_WORK TO DO_
Identify each line in the records below that contains the word "document", and copy it.

· · · ·

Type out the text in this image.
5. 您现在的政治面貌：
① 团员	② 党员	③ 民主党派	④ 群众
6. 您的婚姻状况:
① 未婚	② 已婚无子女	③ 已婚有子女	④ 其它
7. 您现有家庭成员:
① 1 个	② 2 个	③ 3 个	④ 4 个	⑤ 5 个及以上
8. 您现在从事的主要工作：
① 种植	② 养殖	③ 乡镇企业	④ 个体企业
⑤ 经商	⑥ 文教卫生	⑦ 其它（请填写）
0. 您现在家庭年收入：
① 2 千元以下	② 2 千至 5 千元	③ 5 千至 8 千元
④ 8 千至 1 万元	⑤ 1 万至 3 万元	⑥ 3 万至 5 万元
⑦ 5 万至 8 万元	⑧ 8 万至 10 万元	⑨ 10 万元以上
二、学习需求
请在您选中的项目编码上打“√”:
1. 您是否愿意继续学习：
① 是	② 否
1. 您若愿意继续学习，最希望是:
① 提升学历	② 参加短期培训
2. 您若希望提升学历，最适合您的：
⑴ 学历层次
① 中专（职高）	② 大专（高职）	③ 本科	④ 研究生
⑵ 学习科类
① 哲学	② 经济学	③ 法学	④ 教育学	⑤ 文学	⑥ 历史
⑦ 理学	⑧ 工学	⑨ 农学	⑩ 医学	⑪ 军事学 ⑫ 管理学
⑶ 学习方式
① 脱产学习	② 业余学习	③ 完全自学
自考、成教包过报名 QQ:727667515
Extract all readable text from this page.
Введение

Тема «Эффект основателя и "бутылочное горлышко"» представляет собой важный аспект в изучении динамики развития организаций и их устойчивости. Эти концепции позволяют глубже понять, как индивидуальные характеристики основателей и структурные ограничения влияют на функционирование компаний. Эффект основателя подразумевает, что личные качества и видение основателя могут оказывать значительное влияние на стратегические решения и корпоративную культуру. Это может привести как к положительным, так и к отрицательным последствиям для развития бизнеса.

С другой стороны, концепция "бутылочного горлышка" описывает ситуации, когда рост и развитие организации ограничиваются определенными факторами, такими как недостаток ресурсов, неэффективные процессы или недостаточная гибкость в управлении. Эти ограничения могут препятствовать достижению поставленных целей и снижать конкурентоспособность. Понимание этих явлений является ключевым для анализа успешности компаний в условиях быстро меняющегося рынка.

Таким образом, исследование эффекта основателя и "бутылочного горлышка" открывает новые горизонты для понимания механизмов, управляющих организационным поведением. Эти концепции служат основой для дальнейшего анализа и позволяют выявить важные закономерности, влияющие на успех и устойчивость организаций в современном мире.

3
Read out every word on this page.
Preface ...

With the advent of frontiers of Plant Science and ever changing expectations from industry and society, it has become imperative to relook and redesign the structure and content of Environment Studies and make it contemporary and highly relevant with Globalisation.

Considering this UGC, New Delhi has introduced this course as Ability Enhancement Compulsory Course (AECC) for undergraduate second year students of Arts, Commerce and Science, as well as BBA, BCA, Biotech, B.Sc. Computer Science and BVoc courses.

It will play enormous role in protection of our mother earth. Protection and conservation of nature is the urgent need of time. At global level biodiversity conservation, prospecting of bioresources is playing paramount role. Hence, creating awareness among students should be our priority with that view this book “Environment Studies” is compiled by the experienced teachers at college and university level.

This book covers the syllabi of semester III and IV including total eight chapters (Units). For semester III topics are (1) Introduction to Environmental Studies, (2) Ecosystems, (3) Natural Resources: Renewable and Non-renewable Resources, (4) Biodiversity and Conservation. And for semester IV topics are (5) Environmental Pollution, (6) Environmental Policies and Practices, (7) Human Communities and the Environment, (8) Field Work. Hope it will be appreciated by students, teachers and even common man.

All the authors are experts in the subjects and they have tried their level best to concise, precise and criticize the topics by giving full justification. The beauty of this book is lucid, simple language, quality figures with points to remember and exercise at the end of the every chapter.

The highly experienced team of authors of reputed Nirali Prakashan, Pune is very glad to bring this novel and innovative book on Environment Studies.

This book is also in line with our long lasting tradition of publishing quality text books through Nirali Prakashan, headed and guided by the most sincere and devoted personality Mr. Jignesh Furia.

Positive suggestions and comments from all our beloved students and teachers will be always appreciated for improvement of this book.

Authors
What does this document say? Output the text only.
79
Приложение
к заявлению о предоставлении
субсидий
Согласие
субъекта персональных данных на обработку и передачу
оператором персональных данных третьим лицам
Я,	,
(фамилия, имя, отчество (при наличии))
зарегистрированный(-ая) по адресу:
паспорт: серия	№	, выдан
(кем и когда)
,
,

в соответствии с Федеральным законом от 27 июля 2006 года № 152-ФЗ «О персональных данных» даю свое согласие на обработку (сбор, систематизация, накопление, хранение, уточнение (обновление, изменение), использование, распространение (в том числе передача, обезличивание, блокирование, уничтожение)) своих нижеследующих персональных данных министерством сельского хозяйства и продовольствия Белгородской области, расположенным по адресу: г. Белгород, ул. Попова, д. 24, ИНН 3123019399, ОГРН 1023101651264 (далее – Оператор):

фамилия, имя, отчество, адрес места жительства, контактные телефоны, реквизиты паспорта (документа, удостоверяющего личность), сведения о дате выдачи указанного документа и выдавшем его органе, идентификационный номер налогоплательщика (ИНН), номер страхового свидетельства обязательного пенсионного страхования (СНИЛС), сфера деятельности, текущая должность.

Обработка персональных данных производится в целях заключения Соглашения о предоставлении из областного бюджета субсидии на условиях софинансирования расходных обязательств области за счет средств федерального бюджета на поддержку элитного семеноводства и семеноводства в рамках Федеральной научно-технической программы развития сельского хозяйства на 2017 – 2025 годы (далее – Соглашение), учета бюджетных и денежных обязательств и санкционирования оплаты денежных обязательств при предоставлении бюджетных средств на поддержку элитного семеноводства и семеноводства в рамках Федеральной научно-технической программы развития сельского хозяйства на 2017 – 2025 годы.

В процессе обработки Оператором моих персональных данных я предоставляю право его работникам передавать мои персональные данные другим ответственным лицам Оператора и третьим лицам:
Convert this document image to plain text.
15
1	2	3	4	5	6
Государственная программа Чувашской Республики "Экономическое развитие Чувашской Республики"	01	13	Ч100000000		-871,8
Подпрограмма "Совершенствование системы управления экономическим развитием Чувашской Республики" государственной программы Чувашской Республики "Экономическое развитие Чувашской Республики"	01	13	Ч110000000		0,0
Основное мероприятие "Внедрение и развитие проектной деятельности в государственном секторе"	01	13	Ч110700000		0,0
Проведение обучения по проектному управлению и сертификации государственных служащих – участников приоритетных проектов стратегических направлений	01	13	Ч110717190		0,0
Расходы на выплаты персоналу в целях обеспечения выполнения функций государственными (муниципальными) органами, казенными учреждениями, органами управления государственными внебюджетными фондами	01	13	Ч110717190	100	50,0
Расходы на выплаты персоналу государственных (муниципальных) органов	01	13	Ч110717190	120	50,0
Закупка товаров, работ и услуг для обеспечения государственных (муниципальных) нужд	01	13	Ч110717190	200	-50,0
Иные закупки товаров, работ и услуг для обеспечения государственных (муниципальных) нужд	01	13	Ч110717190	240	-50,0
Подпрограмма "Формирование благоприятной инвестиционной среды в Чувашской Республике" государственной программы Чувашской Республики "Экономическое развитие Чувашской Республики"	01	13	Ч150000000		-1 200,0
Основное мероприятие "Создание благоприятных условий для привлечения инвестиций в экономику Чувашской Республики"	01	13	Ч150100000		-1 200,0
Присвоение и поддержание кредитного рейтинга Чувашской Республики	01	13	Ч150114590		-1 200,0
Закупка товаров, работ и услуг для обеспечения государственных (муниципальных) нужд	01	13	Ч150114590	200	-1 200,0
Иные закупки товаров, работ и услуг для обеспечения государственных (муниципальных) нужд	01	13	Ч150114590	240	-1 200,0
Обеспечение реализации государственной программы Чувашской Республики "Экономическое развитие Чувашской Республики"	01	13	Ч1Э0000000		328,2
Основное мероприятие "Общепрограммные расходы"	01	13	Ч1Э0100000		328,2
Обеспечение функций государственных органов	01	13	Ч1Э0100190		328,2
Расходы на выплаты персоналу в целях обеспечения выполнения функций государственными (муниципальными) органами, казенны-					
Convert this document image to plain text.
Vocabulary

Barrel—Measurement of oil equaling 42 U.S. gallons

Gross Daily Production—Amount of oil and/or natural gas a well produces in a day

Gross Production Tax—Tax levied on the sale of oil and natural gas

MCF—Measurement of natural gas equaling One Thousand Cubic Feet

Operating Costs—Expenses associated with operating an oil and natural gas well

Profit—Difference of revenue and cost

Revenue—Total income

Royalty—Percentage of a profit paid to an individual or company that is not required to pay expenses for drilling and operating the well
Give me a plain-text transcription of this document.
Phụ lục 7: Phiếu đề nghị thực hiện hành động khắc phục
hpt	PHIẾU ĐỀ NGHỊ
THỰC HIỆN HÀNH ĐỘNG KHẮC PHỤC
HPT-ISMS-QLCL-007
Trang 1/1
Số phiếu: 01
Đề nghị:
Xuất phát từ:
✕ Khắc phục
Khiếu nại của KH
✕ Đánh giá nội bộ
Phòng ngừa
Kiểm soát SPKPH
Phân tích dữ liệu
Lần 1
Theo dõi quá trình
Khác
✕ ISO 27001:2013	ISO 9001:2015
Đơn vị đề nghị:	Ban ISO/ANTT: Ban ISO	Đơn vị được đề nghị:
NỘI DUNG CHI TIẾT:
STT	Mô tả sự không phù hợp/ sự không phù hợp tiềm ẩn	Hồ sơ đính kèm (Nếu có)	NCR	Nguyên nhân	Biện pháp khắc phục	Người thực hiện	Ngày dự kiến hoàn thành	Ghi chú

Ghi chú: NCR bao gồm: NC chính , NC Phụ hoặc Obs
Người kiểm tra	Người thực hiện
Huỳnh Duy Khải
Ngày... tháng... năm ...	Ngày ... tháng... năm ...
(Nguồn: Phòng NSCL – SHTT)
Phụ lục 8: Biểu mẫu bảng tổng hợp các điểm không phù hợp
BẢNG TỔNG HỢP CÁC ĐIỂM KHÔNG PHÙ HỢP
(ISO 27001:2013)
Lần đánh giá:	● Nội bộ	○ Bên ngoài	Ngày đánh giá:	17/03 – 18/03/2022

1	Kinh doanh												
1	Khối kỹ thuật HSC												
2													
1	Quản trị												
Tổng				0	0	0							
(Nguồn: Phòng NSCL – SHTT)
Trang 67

· · · ·

_THE OUTPUT_
What does this document say? Output the text only.
Convert this document image to plain text.
Convert this document image to plain text.
Give me a plain-text transcription of this document.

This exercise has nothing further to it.